(What the task asks) Give back the whole listing exactly as shown.

Stored dataset items:
— Begin —
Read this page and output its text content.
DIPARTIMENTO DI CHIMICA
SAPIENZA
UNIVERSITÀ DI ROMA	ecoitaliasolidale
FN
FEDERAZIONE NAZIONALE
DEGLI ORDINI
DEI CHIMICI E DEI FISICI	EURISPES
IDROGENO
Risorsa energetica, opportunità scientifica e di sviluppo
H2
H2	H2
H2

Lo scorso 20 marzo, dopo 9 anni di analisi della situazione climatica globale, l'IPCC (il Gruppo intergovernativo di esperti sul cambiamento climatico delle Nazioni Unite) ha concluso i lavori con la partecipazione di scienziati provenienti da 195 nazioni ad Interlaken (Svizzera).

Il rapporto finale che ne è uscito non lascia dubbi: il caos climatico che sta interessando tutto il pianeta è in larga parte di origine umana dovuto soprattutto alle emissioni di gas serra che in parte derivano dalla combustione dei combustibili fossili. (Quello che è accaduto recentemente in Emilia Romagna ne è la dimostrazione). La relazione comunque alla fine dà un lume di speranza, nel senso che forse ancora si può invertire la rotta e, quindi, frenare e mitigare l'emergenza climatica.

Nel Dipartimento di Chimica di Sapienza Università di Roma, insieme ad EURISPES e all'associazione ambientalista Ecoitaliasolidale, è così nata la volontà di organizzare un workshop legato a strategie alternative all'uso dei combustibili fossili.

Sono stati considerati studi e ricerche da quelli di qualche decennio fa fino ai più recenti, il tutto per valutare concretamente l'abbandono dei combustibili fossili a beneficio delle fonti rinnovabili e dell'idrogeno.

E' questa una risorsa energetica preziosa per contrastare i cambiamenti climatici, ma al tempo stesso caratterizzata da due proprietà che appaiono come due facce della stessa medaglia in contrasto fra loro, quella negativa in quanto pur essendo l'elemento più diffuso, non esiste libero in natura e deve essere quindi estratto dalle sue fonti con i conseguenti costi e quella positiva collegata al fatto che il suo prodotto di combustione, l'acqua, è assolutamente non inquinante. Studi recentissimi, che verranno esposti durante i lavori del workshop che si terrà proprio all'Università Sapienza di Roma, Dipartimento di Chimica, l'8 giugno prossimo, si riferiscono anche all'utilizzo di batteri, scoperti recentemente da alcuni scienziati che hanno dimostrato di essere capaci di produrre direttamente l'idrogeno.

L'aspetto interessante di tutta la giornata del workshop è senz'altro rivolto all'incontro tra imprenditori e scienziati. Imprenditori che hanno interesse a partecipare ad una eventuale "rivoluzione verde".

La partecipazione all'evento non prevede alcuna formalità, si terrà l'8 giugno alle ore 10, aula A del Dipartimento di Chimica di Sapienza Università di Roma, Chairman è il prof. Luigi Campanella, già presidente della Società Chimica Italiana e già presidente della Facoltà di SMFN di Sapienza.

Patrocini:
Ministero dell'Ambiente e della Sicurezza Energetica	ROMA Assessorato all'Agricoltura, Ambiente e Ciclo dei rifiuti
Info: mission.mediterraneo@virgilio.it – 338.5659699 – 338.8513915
— End —
(Problem solution)
Read this page and output its text content.
DIPARTIMENTO DI CHIMICA
SAPIENZA
UNIVERSITÀ DI ROMA	ecoitaliasolidale
FN
FEDERAZIONE NAZIONALE
DEGLI ORDINI
DEI CHIMICI E DEI FISICI	EURISPES
IDROGENO
Risorsa energetica, opportunità scientifica e di sviluppo
H2
H2	H2
H2

Lo scorso 20 marzo, dopo 9 anni di analisi della situazione climatica globale, l'IPCC (il Gruppo intergovernativo di esperti sul cambiamento climatico delle Nazioni Unite) ha concluso i lavori con la partecipazione di scienziati provenienti da 195 nazioni ad Interlaken (Svizzera).

Il rapporto finale che ne è uscito non lascia dubbi: il caos climatico che sta interessando tutto il pianeta è in larga parte di origine umana dovuto soprattutto alle emissioni di gas serra che in parte derivano dalla combustione dei combustibili fossili. (Quello che è accaduto recentemente in Emilia Romagna ne è la dimostrazione). La relazione comunque alla fine dà un lume di speranza, nel senso che forse ancora si può invertire la rotta e, quindi, frenare e mitigare l'emergenza climatica.

Nel Dipartimento di Chimica di Sapienza Università di Roma, insieme ad EURISPES e all'associazione ambientalista Ecoitaliasolidale, è così nata la volontà di organizzare un workshop legato a strategie alternative all'uso dei combustibili fossili.

Sono stati considerati studi e ricerche da quelli di qualche decennio fa fino ai più recenti, il tutto per valutare concretamente l'abbandono dei combustibili fossili a beneficio delle fonti rinnovabili e dell'idrogeno.

E' questa una risorsa energetica preziosa per contrastare i cambiamenti climatici, ma al tempo stesso caratterizzata da due proprietà che appaiono come due facce della stessa medaglia in contrasto fra loro, quella negativa in quanto pur essendo l'elemento più diffuso, non esiste libero in natura e deve essere quindi estratto dalle sue fonti con i conseguenti costi e quella positiva collegata al fatto che il suo prodotto di combustione, l'acqua, è assolutamente non inquinante. Studi recentissimi, che verranno esposti durante i lavori del workshop che si terrà proprio all'Università Sapienza di Roma, Dipartimento di Chimica, l'8 giugno prossimo, si riferiscono anche all'utilizzo di batteri, scoperti recentemente da alcuni scienziati che hanno dimostrato di essere capaci di produrre direttamente l'idrogeno.

L'aspetto interessante di tutta la giornata del workshop è senz'altro rivolto all'incontro tra imprenditori e scienziati. Imprenditori che hanno interesse a partecipare ad una eventuale "rivoluzione verde".

La partecipazione all'evento non prevede alcuna formalità, si terrà l'8 giugno alle ore 10, aula A del Dipartimento di Chimica di Sapienza Università di Roma, Chairman è il prof. Luigi Campanella, già presidente della Società Chimica Italiana e già presidente della Facoltà di SMFN di Sapienza.

Patrocini:
Ministero dell'Ambiente e della Sicurezza Energetica	ROMA Assessorato all'Agricoltura, Ambiente e Ciclo dei rifiuti
Info: mission.mediterraneo@virgilio.it – 338.5659699 – 338.8513915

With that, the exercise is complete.